>> BEGIN

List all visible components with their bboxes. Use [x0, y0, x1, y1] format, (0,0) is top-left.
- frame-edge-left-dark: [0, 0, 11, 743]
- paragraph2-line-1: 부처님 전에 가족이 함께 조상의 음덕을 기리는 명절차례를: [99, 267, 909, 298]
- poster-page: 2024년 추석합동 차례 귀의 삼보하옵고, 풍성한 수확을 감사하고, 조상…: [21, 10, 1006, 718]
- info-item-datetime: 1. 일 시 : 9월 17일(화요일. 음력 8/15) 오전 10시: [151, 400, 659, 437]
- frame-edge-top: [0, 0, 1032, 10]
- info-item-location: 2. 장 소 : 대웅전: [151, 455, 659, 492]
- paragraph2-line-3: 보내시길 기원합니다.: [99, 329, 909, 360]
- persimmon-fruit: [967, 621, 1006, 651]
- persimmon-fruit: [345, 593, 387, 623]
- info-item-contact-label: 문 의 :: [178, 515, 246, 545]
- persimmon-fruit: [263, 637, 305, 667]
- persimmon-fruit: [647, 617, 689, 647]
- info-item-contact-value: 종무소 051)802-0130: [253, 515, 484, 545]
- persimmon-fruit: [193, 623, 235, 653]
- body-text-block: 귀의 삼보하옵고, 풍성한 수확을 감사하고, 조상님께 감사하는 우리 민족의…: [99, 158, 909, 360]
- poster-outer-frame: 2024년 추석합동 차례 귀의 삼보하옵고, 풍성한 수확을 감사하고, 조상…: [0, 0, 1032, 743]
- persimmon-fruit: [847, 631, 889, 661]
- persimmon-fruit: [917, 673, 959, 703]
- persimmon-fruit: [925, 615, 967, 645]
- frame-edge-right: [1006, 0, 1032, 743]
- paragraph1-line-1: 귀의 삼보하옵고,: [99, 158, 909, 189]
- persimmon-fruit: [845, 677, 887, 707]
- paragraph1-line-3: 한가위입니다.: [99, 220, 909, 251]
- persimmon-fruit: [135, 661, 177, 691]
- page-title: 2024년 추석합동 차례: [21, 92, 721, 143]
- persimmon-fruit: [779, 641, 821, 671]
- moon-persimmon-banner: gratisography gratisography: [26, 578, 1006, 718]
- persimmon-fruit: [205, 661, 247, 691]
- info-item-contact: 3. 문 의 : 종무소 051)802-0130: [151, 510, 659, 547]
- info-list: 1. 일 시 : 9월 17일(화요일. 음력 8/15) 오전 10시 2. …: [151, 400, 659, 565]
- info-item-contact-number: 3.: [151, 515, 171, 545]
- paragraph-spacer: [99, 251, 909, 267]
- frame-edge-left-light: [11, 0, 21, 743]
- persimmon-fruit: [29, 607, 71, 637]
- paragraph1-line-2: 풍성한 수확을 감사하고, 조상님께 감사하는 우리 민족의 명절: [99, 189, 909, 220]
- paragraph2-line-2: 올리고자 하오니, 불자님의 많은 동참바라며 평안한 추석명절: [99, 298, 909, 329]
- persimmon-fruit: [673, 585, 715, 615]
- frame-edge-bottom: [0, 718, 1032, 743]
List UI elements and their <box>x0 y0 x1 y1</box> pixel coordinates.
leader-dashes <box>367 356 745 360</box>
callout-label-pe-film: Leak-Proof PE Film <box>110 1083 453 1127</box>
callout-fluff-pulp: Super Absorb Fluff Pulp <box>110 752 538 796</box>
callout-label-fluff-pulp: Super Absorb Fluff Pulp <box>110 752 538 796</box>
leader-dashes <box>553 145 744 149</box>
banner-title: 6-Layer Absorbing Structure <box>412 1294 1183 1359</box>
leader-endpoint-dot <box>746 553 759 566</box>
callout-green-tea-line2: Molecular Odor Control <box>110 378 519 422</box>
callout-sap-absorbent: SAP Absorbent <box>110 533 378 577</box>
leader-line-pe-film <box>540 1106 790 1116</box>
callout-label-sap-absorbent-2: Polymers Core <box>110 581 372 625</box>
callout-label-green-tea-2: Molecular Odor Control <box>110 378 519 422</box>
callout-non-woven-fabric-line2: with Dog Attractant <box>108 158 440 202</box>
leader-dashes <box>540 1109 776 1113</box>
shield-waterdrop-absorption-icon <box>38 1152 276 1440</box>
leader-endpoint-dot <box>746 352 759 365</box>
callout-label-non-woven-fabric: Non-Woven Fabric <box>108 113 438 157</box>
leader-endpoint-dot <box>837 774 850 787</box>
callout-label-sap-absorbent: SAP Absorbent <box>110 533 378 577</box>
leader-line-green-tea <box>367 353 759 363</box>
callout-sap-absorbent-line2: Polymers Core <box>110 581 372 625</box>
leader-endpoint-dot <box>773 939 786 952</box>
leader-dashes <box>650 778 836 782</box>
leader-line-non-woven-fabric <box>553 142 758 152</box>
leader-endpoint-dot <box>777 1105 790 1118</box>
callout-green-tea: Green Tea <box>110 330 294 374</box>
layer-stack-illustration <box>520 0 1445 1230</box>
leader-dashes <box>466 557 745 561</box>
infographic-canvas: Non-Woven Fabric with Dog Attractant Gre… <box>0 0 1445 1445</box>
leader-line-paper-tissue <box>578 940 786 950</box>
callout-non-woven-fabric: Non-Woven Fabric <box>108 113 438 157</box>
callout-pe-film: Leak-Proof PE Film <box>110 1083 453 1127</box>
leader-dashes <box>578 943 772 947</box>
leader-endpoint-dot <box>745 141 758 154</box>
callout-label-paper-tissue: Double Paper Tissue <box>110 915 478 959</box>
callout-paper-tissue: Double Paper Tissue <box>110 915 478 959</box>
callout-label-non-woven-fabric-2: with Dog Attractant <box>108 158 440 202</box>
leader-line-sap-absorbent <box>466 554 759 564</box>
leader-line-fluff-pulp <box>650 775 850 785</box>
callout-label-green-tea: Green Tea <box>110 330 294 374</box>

>> END

* **What you should do**
Give the lines from the start of the items through the line that contains "- persimmon-fruit: [205, 661, 247, 691]", both included, as a Markdown table with a Number column for the row number and a Text column for the line, leaving out any blank lines.

* **Response to this exercise**
| Number | Text |
|---|---|
| 1 | List all visible components with their bboxes. Use [x0, y0, x1, y1] format, (0,0) is top-left. |
| 2 | - frame-edge-left-dark: [0, 0, 11, 743] |
| 3 | - paragraph2-line-1: 부처님 전에 가족이 함께 조상의 음덕을 기리는 명절차례를: [99, 267, 909, 298] |
| 4 | - poster-page: 2024년 추석합동 차례 귀의 삼보하옵고, 풍성한 수확을 감사하고, 조상…: [21, 10, 1006, 718] |
| 5 | - info-item-datetime: 1. 일 시 : 9월 17일(화요일. 음력 8/15) 오전 10시: [151, 400, 659, 437] |
| 6 | - frame-edge-top: [0, 0, 1032, 10] |
| 7 | - info-item-location: 2. 장 소 : 대웅전: [151, 455, 659, 492] |
| 8 | - paragraph2-line-3: 보내시길 기원합니다.: [99, 329, 909, 360] |
| 9 | - persimmon-fruit: [967, 621, 1006, 651] |
| 10 | - persimmon-fruit: [345, 593, 387, 623] |
| 11 | - info-item-contact-label: 문 의 :: [178, 515, 246, 545] |
| 12 | - persimmon-fruit: [263, 637, 305, 667] |
| 13 | - persimmon-fruit: [647, 617, 689, 647] |
| 14 | - info-item-contact-value: 종무소 051)802-0130: [253, 515, 484, 545] |
| 15 | - persimmon-fruit: [193, 623, 235, 653] |
| 16 | - body-text-block: 귀의 삼보하옵고, 풍성한 수확을 감사하고, 조상님께 감사하는 우리 민족의…: [99, 158, 909, 360] |
| 17 | - poster-outer-frame: 2024년 추석합동 차례 귀의 삼보하옵고, 풍성한 수확을 감사하고, 조상…: [0, 0, 1032, 743] |
| 18 | - persimmon-fruit: [847, 631, 889, 661] |
| 19 | - persimmon-fruit: [917, 673, 959, 703] |
| 20 | - persimmon-fruit: [925, 615, 967, 645] |
| 21 | - frame-edge-right: [1006, 0, 1032, 743] |
| 22 | - paragraph1-line-1: 귀의 삼보하옵고,: [99, 158, 909, 189] |
| 23 | - persimmon-fruit: [845, 677, 887, 707] |
| 24 | - paragraph1-line-3: 한가위입니다.: [99, 220, 909, 251] |
| 25 | - persimmon-fruit: [135, 661, 177, 691] |
| 26 | - page-title: 2024년 추석합동 차례: [21, 92, 721, 143] |
| 27 | - persimmon-fruit: [779, 641, 821, 671] |
| 28 | - moon-persimmon-banner: gratisography gratisography: [26, 578, 1006, 718] |
| 29 | - persimmon-fruit: [205, 661, 247, 691] |